-- Start Extracted entries --

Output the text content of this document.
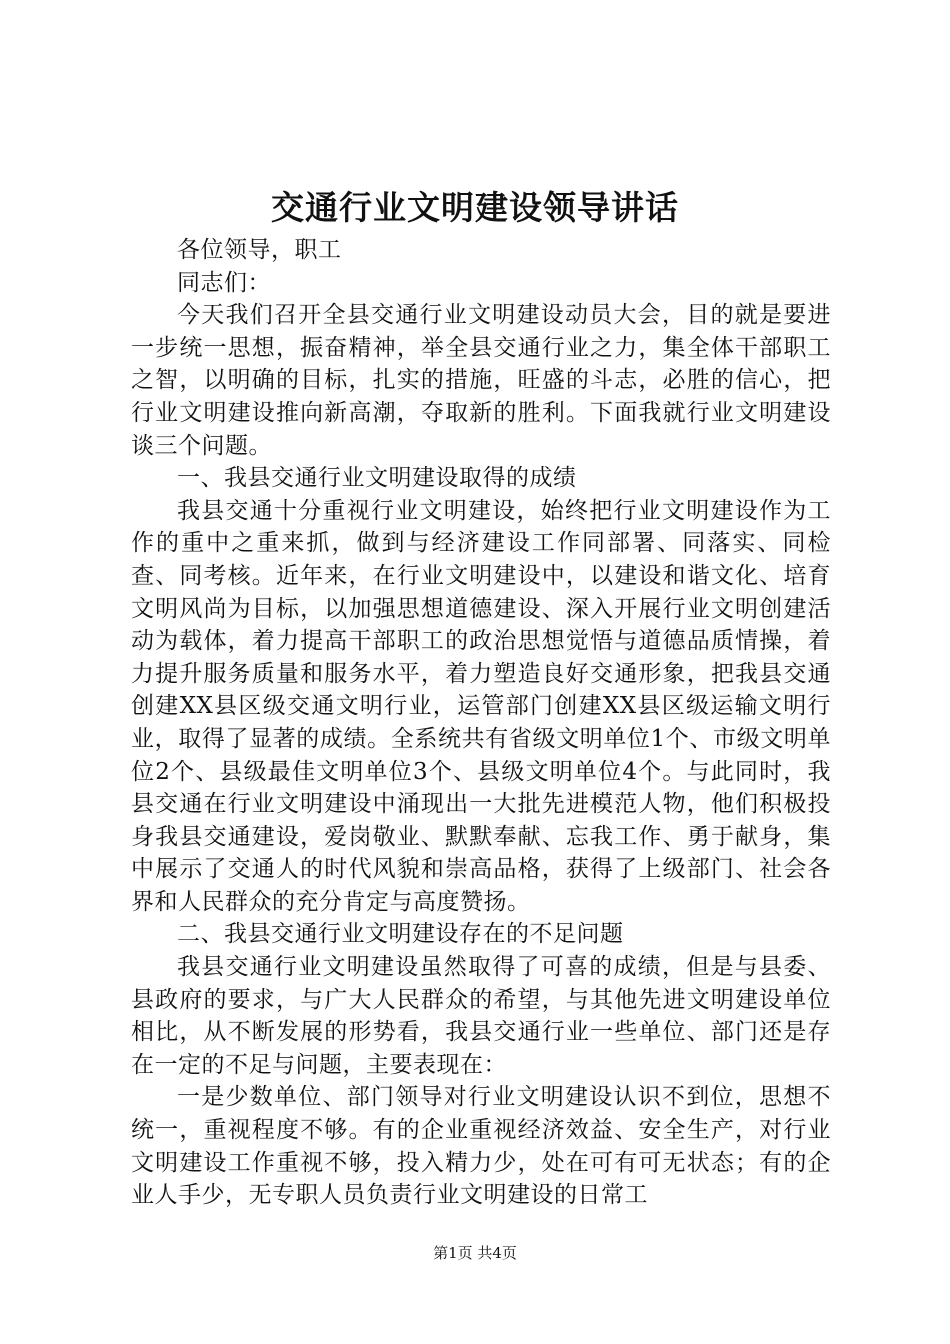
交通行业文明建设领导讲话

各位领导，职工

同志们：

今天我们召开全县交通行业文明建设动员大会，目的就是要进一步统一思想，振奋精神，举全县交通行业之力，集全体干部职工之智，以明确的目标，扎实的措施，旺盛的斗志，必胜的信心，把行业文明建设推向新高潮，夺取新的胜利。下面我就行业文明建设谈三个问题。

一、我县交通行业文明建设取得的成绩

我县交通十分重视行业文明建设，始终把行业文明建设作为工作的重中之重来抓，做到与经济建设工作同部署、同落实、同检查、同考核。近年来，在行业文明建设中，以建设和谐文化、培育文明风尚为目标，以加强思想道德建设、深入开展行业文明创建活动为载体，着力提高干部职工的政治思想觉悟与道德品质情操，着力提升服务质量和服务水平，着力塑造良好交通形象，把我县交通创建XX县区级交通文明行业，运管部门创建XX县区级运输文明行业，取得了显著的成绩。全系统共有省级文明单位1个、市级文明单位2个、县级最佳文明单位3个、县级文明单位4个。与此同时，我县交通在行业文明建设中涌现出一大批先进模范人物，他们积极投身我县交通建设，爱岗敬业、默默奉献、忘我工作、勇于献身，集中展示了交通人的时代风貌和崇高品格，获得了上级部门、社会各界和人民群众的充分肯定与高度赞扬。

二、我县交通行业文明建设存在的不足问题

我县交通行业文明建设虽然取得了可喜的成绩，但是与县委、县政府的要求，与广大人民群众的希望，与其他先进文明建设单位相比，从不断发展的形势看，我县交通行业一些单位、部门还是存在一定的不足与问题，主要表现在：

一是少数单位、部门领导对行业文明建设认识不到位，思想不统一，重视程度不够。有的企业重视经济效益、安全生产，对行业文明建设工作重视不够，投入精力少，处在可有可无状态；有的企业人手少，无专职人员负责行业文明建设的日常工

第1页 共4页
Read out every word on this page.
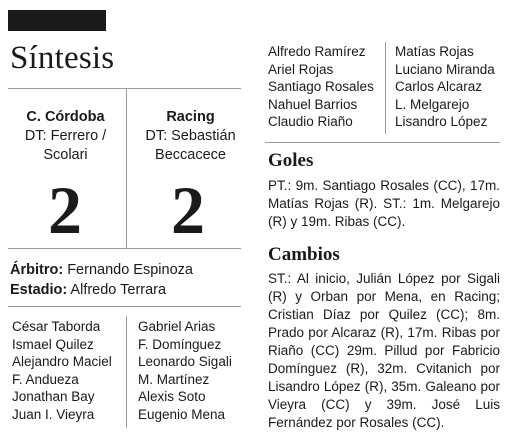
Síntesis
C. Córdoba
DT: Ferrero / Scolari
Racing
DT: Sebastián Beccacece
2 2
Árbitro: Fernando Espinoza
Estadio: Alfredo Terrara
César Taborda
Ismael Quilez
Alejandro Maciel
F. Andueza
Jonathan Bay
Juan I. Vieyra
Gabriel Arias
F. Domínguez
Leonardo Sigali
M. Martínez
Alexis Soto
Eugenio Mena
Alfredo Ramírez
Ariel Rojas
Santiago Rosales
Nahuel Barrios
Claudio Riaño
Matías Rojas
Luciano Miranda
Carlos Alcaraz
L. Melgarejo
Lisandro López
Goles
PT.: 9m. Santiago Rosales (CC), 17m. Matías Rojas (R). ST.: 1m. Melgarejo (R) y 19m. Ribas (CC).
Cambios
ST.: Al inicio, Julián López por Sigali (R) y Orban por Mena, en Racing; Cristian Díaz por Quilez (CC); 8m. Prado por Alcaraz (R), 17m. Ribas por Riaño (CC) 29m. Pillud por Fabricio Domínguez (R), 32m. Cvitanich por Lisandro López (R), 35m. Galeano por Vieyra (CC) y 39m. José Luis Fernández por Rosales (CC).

-- End Extracted entries --

▸ **Given task**: Look through the material and copy each line that has "this".

▸ **Task result**:
Output the text content of this document.
Read out every word on this page.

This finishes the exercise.